WHAT THE EXERCISE ASKS – In the items below, return every line from the one containing "language-button[interactable]: 语言 —" down to the one containing "review-pane-icon — [259, 42, 264, 47]", including both of those lines, copied character for character.

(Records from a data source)
----
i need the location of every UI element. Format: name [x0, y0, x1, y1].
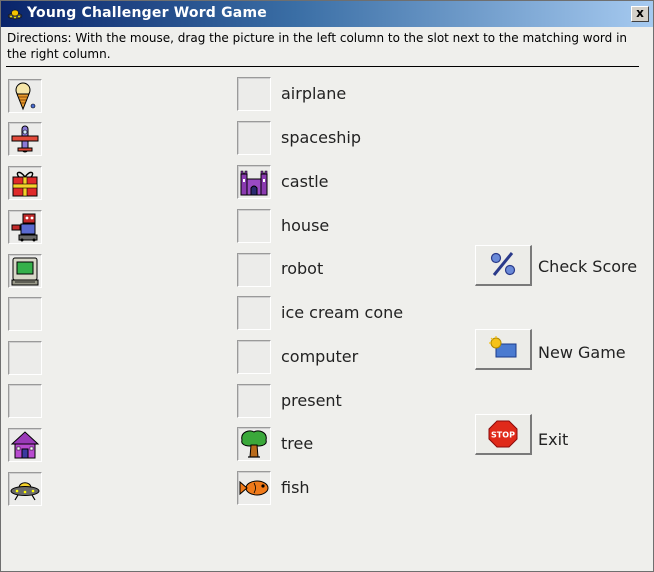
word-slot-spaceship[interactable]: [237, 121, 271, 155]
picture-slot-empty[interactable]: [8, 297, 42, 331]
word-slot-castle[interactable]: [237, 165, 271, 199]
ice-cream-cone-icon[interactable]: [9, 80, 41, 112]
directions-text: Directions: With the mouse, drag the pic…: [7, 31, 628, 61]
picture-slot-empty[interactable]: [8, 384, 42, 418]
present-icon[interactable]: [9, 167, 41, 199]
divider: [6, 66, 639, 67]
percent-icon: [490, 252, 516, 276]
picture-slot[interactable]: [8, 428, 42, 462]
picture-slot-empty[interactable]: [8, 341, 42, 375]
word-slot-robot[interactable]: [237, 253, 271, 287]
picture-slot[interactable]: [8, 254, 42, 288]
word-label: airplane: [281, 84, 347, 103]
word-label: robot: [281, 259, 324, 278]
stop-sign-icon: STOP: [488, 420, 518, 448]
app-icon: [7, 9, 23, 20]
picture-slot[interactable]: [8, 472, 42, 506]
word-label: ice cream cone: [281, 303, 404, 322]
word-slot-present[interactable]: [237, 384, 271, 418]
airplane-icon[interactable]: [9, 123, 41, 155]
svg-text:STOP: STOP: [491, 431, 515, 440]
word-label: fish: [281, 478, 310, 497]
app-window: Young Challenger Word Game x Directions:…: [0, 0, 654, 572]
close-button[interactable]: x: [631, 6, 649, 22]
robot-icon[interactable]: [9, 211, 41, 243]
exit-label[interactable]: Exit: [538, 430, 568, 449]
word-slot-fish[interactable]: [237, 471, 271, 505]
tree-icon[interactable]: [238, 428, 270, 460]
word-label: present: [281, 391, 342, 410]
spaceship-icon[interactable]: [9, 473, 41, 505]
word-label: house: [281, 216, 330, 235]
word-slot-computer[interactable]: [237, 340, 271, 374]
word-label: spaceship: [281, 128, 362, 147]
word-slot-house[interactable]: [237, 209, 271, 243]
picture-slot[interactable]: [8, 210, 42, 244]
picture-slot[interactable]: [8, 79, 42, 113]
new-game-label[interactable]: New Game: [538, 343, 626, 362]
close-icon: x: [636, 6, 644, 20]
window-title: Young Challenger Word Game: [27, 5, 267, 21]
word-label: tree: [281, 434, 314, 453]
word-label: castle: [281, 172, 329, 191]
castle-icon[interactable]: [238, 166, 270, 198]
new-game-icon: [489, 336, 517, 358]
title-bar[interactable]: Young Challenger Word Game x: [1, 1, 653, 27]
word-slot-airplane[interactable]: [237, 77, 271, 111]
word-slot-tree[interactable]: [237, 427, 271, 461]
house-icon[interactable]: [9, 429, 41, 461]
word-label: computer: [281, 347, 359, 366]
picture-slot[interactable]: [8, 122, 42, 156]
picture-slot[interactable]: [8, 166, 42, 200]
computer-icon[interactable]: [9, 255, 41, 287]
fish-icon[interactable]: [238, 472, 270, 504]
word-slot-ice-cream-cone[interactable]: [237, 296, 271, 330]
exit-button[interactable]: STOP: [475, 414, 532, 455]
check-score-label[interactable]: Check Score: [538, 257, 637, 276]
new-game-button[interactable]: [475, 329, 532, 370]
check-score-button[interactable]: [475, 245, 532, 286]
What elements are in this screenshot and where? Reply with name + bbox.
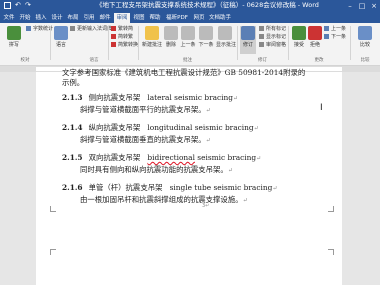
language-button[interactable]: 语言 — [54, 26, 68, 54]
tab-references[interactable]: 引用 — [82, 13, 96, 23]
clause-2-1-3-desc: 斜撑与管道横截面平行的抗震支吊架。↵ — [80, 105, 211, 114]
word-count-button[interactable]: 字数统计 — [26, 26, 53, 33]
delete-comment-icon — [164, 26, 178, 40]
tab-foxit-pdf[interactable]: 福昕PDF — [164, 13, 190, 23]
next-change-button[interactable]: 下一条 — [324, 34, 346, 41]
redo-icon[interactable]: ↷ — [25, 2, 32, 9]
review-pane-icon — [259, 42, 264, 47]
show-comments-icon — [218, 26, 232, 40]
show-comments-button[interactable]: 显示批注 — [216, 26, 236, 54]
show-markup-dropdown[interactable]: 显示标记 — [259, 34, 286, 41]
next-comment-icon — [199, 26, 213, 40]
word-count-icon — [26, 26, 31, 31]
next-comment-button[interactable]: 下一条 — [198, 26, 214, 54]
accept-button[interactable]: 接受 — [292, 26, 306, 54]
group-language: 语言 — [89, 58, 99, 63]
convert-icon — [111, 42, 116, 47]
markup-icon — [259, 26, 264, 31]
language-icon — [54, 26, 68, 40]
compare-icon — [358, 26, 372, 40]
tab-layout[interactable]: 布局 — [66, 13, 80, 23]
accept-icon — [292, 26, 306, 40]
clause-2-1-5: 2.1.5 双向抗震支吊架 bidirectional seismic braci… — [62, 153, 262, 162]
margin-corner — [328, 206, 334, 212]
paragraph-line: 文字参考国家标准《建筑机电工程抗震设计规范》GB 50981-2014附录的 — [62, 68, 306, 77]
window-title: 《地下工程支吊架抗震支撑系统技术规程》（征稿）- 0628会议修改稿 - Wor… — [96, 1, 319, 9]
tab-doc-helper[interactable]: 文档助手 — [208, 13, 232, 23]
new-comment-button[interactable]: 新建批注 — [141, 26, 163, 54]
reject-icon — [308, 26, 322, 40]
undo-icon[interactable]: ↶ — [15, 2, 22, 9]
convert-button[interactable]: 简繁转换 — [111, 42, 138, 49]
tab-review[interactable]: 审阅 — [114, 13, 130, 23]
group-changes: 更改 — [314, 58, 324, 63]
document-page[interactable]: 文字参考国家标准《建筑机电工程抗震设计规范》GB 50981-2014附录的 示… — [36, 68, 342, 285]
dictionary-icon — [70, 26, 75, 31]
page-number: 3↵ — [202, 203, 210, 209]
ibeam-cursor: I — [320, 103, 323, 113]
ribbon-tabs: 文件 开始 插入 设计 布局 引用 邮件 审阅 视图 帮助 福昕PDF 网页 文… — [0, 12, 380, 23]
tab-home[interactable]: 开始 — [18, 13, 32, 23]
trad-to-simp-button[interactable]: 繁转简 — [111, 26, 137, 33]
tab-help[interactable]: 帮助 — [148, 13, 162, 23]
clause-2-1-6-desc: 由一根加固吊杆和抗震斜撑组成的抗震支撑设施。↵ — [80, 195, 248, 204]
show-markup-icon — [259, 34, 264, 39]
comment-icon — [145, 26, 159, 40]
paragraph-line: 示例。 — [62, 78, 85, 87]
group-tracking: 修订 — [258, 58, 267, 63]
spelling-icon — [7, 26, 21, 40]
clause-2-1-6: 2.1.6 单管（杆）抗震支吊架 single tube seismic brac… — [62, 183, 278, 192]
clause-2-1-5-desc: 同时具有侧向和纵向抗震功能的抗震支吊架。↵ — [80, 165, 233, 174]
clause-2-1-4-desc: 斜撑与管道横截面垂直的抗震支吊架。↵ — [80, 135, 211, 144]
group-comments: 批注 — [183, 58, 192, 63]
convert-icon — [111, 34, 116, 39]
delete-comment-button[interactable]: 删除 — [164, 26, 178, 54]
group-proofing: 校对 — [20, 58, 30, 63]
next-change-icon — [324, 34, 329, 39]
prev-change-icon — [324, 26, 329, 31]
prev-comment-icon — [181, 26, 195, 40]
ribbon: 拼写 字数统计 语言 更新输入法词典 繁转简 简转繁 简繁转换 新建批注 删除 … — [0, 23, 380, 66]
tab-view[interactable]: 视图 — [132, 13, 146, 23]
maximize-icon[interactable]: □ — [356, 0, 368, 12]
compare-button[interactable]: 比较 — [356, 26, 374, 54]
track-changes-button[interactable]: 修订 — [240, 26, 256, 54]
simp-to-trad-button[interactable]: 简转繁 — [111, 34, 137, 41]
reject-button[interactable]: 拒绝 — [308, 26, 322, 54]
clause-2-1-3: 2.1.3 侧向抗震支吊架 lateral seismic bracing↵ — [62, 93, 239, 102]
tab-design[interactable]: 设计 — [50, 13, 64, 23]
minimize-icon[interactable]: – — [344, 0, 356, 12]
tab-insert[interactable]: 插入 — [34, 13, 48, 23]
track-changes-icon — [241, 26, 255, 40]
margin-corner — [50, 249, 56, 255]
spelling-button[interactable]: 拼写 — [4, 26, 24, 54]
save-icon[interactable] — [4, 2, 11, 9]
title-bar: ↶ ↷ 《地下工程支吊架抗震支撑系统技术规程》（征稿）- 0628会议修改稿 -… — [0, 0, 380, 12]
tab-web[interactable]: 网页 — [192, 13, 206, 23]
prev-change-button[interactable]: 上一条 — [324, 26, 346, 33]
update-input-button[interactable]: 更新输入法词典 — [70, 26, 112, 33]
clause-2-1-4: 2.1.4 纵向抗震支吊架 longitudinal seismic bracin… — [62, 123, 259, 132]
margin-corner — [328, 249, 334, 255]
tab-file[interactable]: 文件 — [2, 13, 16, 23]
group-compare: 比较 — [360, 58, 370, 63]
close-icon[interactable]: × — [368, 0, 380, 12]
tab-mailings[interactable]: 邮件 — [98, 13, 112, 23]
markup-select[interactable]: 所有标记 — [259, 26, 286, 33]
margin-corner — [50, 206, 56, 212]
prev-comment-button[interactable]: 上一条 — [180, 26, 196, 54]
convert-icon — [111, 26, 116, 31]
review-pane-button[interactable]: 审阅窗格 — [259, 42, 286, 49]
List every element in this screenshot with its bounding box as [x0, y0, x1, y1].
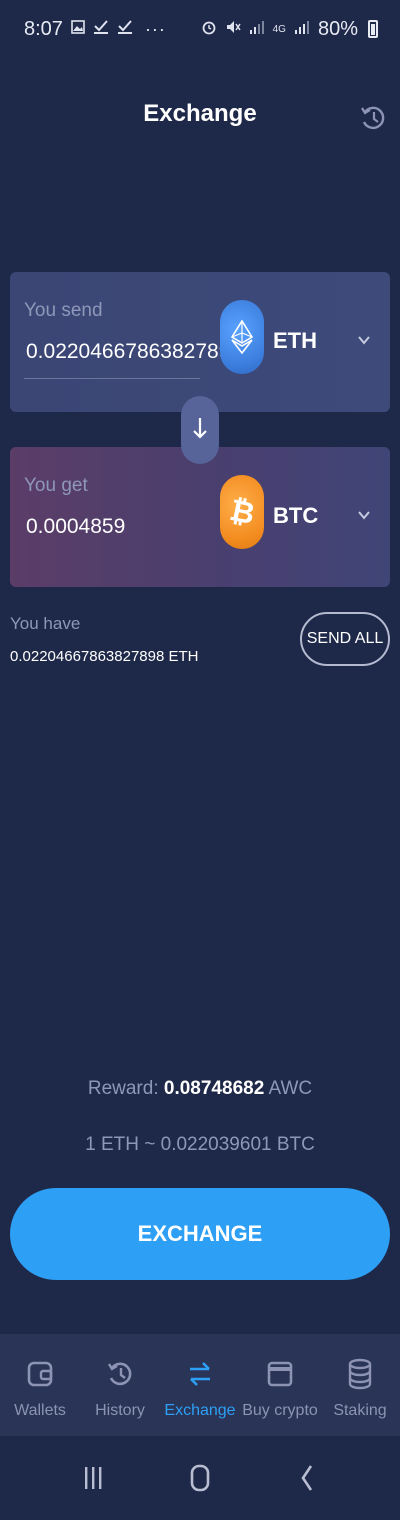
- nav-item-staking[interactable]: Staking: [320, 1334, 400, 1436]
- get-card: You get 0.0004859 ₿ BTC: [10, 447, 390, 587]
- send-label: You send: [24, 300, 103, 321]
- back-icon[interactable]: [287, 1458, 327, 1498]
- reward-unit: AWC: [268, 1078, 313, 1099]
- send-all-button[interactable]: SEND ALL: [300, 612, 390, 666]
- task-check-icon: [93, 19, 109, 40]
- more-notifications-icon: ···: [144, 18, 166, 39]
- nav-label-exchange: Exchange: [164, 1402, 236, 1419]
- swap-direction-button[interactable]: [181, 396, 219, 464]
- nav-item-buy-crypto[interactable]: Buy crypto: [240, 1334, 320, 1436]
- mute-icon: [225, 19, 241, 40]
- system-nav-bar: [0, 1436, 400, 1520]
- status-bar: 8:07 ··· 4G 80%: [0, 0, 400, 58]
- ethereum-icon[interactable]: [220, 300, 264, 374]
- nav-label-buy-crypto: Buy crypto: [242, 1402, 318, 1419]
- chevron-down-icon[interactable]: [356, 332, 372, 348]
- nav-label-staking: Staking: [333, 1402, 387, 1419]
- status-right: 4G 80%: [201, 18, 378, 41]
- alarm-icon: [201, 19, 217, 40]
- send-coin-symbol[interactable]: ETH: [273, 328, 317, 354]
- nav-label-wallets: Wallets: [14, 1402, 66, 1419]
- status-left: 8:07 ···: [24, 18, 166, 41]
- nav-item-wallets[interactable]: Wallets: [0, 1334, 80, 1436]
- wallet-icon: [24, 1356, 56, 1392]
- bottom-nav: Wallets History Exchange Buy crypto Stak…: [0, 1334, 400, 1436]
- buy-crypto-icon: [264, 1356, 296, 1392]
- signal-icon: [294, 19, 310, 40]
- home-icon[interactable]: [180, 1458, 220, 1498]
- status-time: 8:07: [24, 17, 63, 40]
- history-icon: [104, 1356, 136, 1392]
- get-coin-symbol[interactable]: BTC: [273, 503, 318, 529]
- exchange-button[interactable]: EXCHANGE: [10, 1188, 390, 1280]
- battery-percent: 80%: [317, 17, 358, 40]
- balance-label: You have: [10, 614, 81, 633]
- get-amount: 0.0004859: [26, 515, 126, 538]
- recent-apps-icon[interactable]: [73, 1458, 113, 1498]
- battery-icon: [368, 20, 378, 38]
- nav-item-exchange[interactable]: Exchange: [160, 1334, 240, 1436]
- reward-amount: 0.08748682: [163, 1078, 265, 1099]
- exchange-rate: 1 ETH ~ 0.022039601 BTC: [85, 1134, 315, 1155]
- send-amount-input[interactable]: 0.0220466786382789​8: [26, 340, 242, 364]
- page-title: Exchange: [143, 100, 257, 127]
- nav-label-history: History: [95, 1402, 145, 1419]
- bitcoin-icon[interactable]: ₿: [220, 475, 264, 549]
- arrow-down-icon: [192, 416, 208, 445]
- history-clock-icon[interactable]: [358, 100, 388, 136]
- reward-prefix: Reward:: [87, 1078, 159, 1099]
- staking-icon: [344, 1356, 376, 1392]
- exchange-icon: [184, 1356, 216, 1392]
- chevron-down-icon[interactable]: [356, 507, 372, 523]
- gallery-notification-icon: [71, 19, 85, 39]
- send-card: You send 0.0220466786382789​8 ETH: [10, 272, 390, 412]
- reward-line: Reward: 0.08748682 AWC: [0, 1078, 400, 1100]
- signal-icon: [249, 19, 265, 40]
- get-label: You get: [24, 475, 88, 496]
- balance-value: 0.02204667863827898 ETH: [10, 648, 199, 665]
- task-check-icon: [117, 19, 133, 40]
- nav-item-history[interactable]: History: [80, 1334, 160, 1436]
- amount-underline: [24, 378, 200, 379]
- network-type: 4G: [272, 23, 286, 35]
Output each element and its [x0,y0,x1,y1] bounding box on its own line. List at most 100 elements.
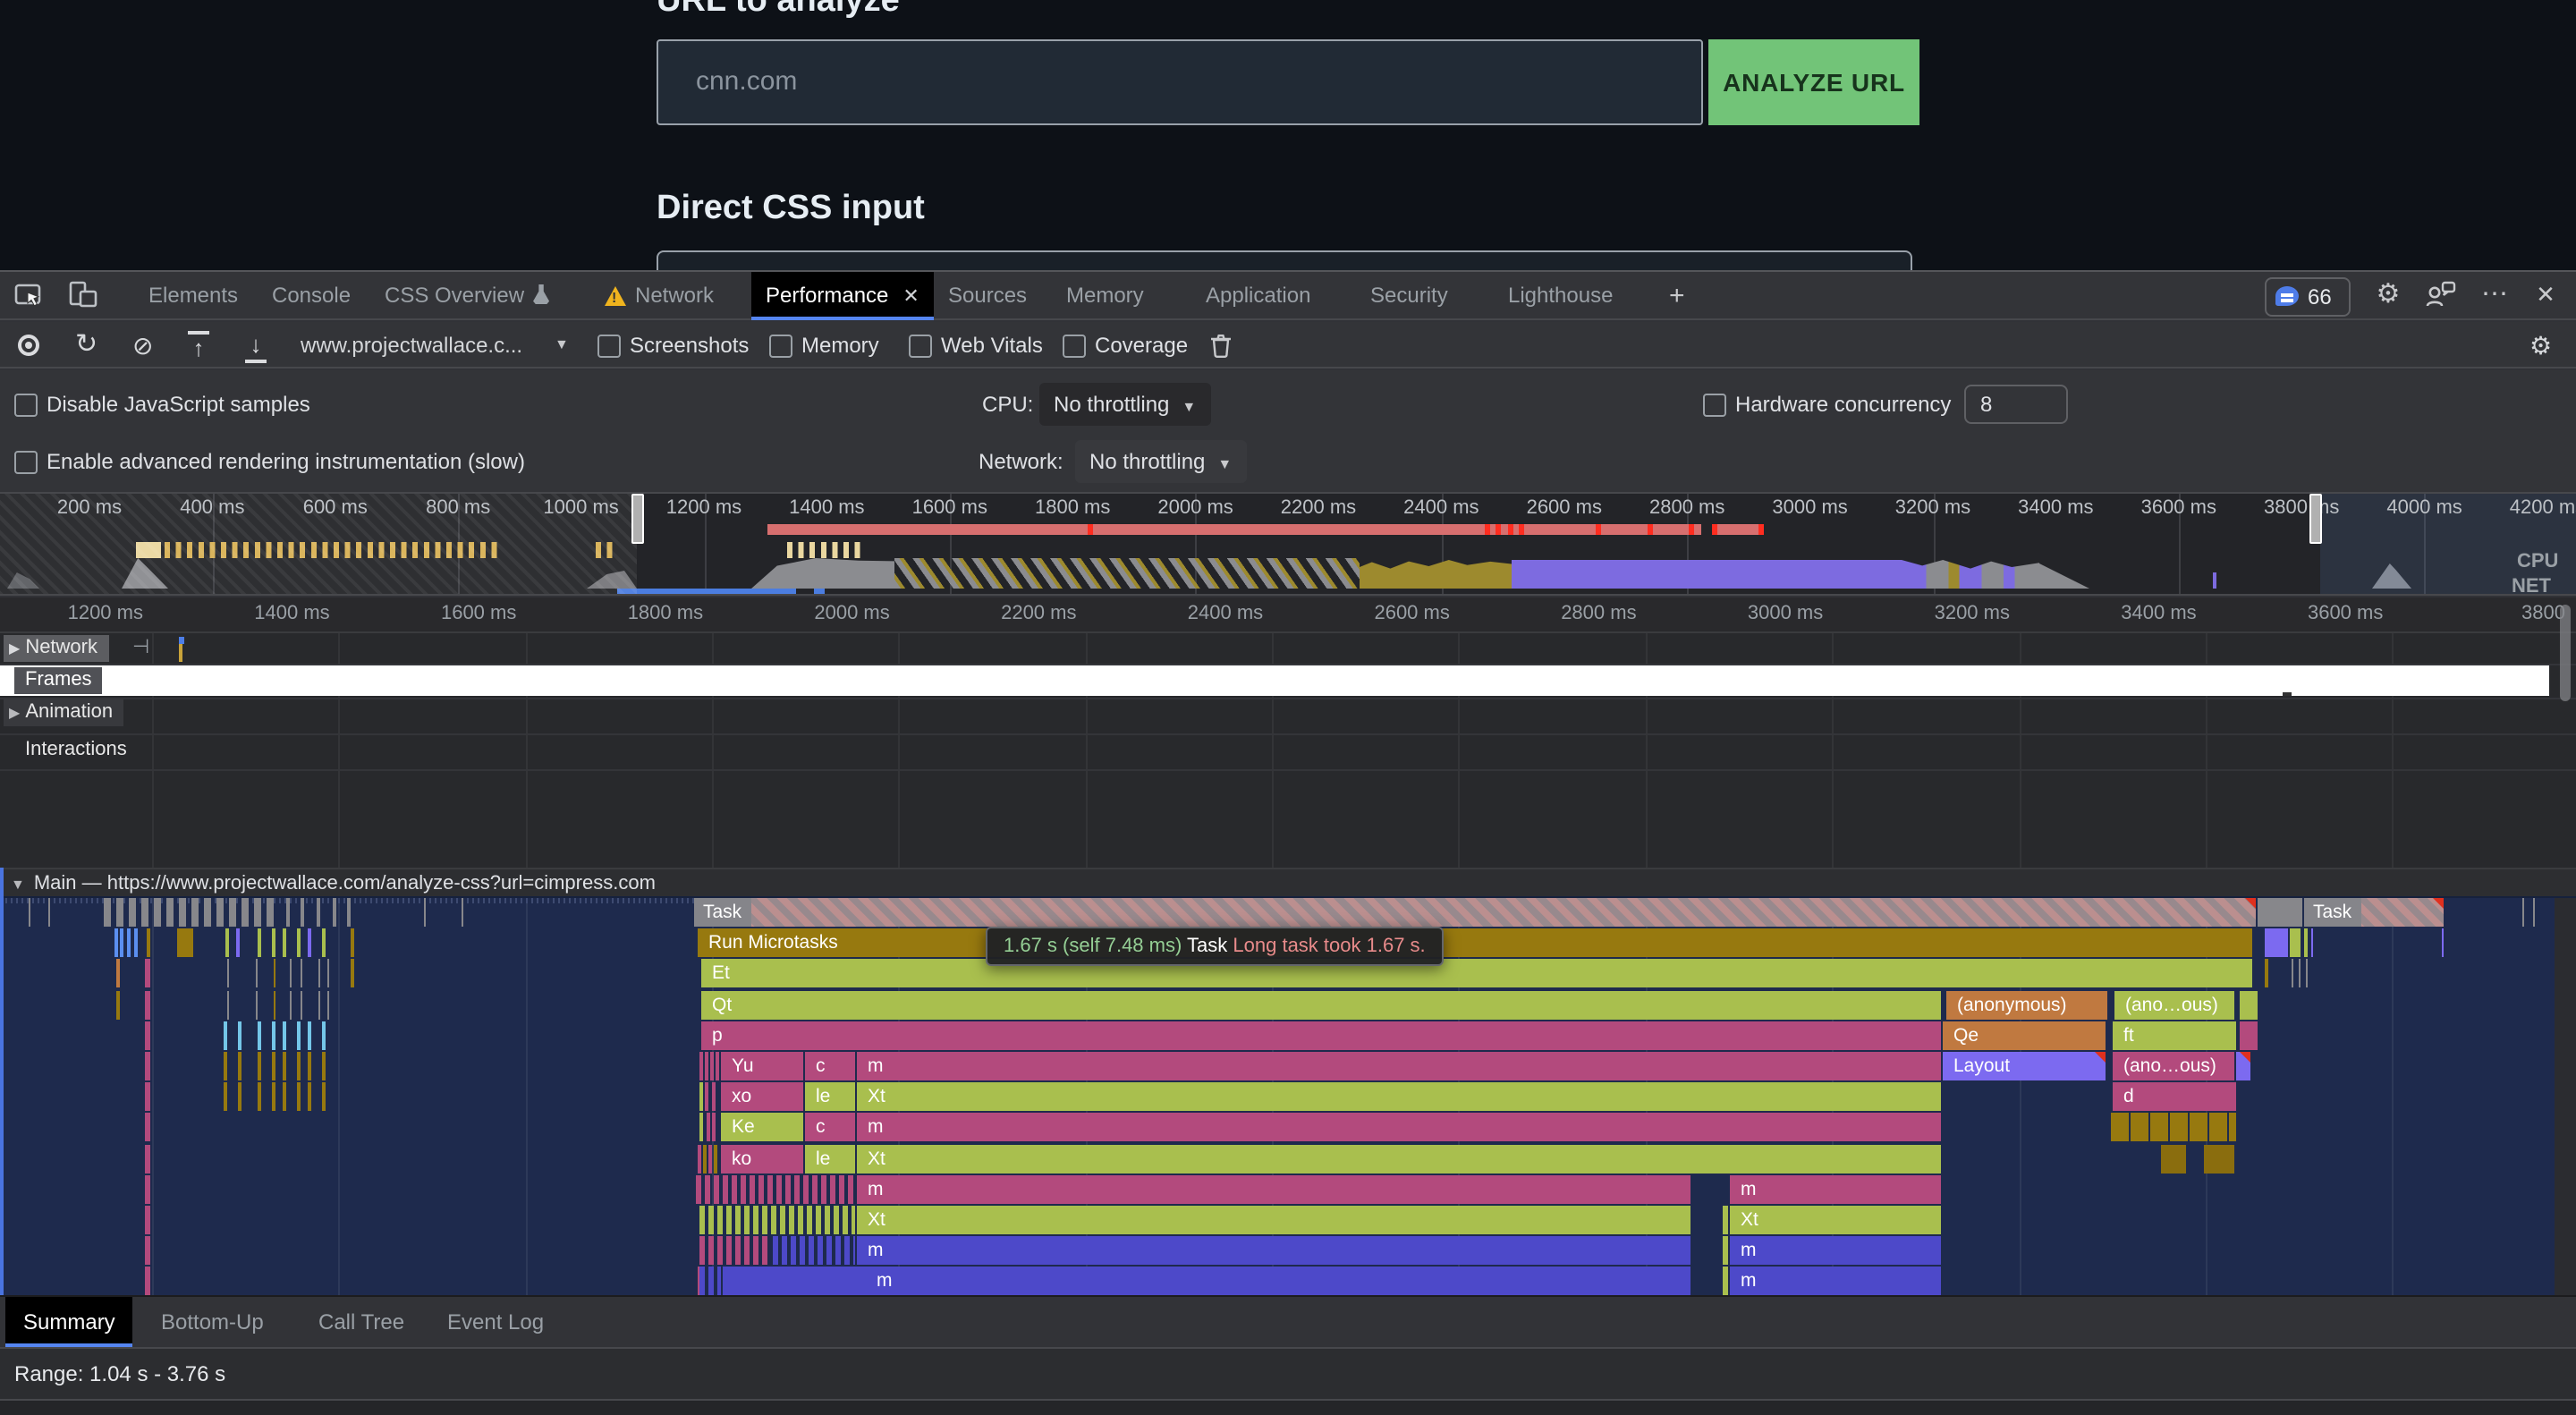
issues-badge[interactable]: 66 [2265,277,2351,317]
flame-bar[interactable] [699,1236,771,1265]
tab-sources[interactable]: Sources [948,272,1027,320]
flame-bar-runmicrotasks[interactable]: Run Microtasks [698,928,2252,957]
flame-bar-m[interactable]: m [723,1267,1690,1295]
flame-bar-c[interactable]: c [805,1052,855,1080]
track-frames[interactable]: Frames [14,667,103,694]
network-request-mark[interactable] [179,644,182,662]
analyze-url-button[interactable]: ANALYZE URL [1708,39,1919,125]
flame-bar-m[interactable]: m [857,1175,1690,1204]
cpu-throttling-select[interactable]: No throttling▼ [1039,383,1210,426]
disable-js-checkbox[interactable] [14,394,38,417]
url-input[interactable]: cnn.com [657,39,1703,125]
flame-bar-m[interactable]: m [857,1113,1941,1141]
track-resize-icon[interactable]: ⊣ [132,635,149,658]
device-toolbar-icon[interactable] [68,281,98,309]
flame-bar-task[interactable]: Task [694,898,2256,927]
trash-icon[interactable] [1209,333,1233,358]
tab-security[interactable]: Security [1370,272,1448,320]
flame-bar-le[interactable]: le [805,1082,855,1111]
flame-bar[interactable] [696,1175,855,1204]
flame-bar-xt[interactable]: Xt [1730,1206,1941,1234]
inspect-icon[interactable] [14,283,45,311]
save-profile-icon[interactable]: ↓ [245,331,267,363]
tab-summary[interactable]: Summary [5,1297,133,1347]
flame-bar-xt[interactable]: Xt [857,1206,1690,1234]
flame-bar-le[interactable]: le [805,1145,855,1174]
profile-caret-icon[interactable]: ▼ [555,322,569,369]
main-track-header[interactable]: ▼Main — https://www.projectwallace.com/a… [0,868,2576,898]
----
CORRECT OUTPUT –
language-button[interactable]: 语言 — [54, 26, 68, 54]
tab-references[interactable]: 引用 — [82, 13, 96, 23]
clause-2-1-3-desc: 斜撑与管道横截面平行的抗震支吊架。↵ — [80, 105, 211, 114]
word-count-button[interactable]: 字数统计 — [26, 26, 53, 33]
delete-comment-icon — [164, 26, 178, 40]
tab-foxit-pdf[interactable]: 福昕PDF — [164, 13, 190, 23]
next-change-button[interactable]: 下一条 — [324, 34, 346, 41]
redo-icon[interactable]: ↷ — [25, 2, 32, 9]
review-pane-icon — [259, 42, 264, 47]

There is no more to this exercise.